DATASET RECORDS.
====

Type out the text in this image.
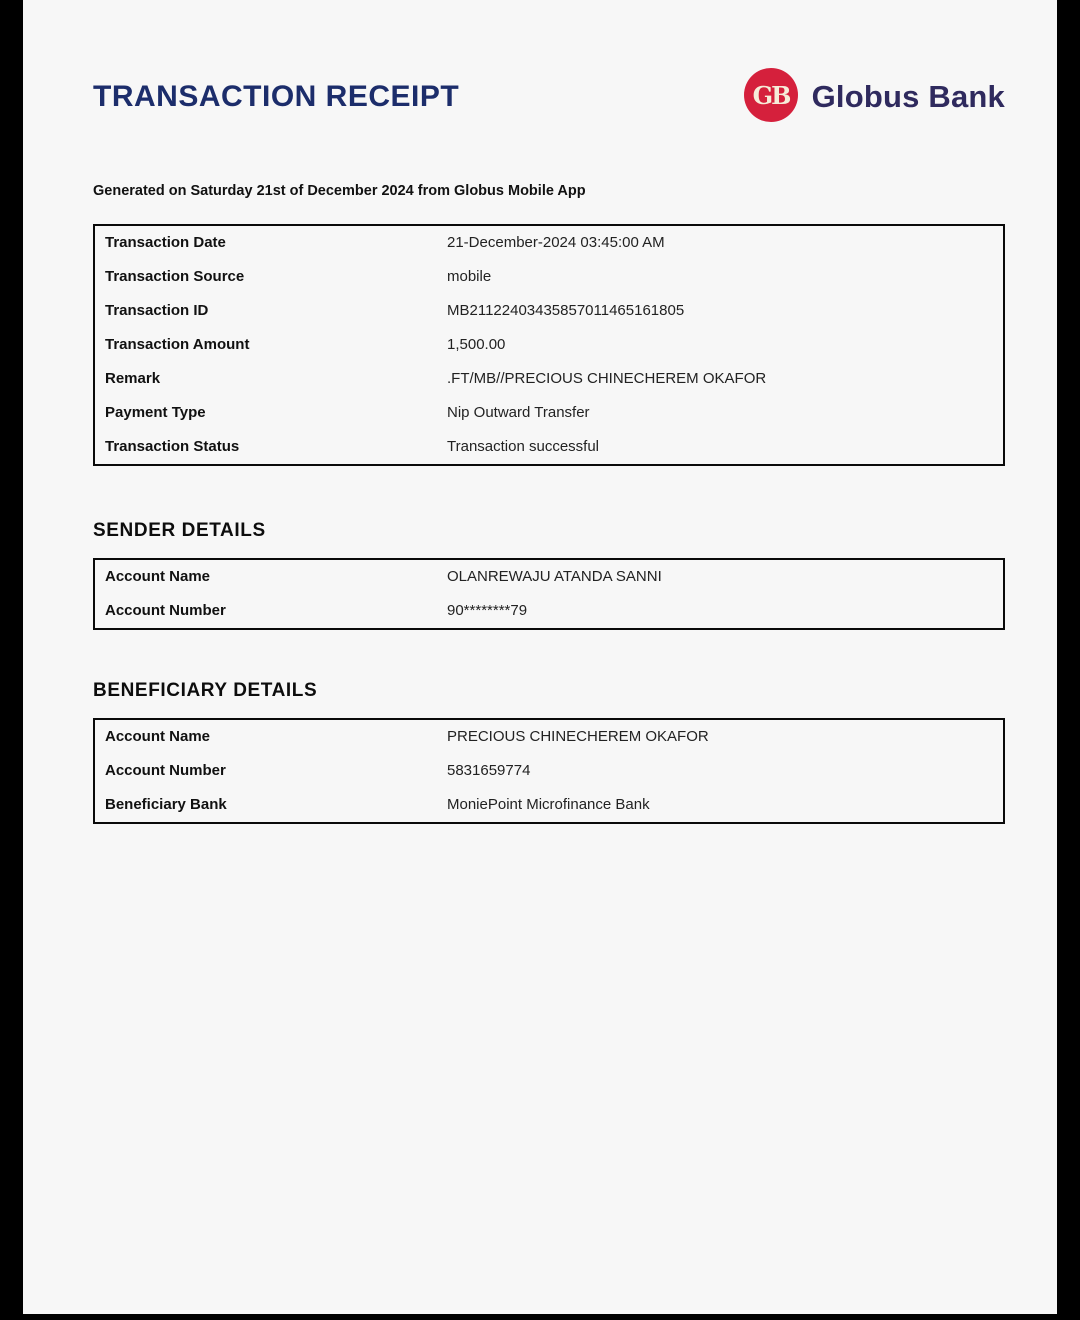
TRANSACTION RECEIPT	GB Globus Bank
Generated on Saturday 21st of December 2024 from Globus Mobile App
Transaction Date	21-December-2024 03:45:00 AM
Transaction Source	mobile
Transaction ID	MB21122403435857011465161805
Transaction Amount	1,500.00
Remark	.FT/MB//PRECIOUS CHINECHEREM OKAFOR
Payment Type	Nip Outward Transfer
Transaction Status	Transaction successful
SENDER DETAILS
Account Name	OLANREWAJU ATANDA SANNI
Account Number	90********79
BENEFICIARY DETAILS
Account Name	PRECIOUS CHINECHEREM OKAFOR
Account Number	5831659774
Beneficiary Bank	MoniePoint Microfinance Bank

====

WRITTEN PROBLEM. Omit the images and transcribe all of the records above word for word.

TASK ANSWER.
Type out the text in this image.
TRANSACTION RECEIPT	GB Globus Bank
Generated on Saturday 21st of December 2024 from Globus Mobile App
Transaction Date	21-December-2024 03:45:00 AM
Transaction Source	mobile
Transaction ID	MB21122403435857011465161805
Transaction Amount	1,500.00
Remark	.FT/MB//PRECIOUS CHINECHEREM OKAFOR
Payment Type	Nip Outward Transfer
Transaction Status	Transaction successful
SENDER DETAILS
Account Name	OLANREWAJU ATANDA SANNI
Account Number	90********79
BENEFICIARY DETAILS
Account Name	PRECIOUS CHINECHEREM OKAFOR
Account Number	5831659774
Beneficiary Bank	MoniePoint Microfinance Bank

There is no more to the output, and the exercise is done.